---------- Ausgewählte Textstelle

90 Jahre Betriebsrätegesetz

Gewerkschaftsplakat 1963

16.02.2010 Am 4. Februar 1920 trat das Betriebsrätegesetz als Vorläufer der heutigen Betriebsverfassung in Kraft. Ein Anlass die Arbeit der Betriebsräte genauer zu betrachten.

Das Betriebsrätegesetz von 1920 ist ein Meilenstein in der Mitbestimmung. Seitdem gibt es - unterbrochen durch den Faschismus - demokratisch gewählte BelegschaftsvertreterInnen in Betrieben und Aufsichtsräten. Besonders in Krisen bewähren sich Betriebsräte als Teil der industriellen Demokratie.

--------------------
---------- Gespeicherte Daten

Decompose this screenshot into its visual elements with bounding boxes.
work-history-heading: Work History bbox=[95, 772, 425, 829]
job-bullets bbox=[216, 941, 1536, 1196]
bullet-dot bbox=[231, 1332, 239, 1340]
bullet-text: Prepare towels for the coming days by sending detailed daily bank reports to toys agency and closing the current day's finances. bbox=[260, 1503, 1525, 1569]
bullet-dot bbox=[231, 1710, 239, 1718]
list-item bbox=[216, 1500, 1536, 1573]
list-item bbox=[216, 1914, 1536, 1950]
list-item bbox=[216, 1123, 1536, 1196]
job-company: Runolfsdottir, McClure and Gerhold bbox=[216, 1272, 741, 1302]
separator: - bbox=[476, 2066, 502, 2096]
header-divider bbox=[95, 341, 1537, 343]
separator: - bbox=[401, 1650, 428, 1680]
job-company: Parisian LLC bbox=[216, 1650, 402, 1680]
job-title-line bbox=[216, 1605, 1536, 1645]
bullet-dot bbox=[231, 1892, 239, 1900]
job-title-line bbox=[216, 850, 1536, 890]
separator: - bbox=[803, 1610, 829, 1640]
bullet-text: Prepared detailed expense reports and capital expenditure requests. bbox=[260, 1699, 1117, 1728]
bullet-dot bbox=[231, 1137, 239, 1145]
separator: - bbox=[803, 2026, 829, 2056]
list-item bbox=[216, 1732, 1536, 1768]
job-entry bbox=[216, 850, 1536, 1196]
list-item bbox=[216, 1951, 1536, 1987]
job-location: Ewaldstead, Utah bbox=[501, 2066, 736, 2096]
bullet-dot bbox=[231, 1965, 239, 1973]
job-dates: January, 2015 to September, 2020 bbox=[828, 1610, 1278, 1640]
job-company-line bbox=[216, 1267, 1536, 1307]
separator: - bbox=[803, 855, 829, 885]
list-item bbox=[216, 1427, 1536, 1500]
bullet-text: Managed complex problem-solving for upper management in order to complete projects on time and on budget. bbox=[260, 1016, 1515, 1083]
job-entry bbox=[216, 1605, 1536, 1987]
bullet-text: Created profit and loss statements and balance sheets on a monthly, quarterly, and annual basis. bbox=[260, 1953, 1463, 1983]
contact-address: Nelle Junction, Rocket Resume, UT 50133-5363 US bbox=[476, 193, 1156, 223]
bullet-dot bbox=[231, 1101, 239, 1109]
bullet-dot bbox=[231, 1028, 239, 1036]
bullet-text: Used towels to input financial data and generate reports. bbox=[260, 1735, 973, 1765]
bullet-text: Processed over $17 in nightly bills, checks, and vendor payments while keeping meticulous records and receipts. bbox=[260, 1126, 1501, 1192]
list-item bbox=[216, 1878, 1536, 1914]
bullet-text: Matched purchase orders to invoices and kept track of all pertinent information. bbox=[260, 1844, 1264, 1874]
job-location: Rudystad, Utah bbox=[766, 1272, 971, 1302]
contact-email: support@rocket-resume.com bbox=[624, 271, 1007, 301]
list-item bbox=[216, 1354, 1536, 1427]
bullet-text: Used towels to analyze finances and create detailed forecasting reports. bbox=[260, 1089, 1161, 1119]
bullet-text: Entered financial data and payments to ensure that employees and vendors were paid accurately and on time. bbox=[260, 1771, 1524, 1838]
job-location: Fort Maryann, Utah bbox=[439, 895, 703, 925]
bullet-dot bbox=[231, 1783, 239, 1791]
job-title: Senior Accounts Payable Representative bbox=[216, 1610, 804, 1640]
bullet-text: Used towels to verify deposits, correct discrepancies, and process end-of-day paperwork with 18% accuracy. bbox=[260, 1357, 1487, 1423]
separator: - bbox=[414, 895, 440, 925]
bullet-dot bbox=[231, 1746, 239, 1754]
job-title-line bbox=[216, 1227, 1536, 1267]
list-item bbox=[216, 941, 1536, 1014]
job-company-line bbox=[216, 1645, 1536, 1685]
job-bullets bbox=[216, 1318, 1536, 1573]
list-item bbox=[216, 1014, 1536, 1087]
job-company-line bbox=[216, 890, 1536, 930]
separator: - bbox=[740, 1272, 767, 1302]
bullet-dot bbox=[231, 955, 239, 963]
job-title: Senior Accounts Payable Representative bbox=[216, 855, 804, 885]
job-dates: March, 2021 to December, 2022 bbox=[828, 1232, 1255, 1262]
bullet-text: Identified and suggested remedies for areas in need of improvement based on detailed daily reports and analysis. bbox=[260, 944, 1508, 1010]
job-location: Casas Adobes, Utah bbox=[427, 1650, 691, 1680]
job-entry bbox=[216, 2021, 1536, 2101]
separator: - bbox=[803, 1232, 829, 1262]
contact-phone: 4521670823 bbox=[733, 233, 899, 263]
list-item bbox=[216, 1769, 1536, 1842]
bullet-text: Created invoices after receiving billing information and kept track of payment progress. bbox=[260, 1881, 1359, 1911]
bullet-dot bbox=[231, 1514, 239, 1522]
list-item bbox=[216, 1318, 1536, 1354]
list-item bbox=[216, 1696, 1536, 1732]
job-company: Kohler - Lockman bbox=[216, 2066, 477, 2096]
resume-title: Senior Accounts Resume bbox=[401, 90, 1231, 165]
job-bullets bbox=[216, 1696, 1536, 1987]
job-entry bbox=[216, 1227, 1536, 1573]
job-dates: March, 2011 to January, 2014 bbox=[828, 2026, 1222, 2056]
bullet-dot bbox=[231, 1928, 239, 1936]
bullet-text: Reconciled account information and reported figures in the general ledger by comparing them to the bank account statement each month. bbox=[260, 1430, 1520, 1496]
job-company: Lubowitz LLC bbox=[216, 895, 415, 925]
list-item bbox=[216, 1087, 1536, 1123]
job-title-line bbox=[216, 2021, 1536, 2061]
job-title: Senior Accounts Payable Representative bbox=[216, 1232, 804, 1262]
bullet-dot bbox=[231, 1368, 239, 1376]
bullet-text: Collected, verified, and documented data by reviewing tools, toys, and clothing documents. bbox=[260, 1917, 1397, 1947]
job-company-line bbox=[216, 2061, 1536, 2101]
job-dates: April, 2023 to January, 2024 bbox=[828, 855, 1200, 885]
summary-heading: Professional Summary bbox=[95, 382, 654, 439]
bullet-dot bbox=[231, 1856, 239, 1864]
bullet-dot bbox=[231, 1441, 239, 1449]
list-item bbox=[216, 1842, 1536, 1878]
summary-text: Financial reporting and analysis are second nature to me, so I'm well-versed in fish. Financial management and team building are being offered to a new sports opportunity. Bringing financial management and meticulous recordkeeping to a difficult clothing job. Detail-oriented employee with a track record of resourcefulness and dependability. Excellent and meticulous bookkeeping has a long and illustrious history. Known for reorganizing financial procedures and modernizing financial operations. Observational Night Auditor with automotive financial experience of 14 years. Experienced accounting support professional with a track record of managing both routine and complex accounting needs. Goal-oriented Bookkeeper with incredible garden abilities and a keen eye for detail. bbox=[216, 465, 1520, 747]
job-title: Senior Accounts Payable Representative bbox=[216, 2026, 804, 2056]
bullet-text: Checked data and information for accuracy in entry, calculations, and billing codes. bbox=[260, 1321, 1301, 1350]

--------------------

# Deine Aufgabe
Gib an, an welchem Tag das Betriebsrätegesetz laut der ausgewählten Textstelle in Kraft trat.

# Antwort unten
Am 4. Februar 1920.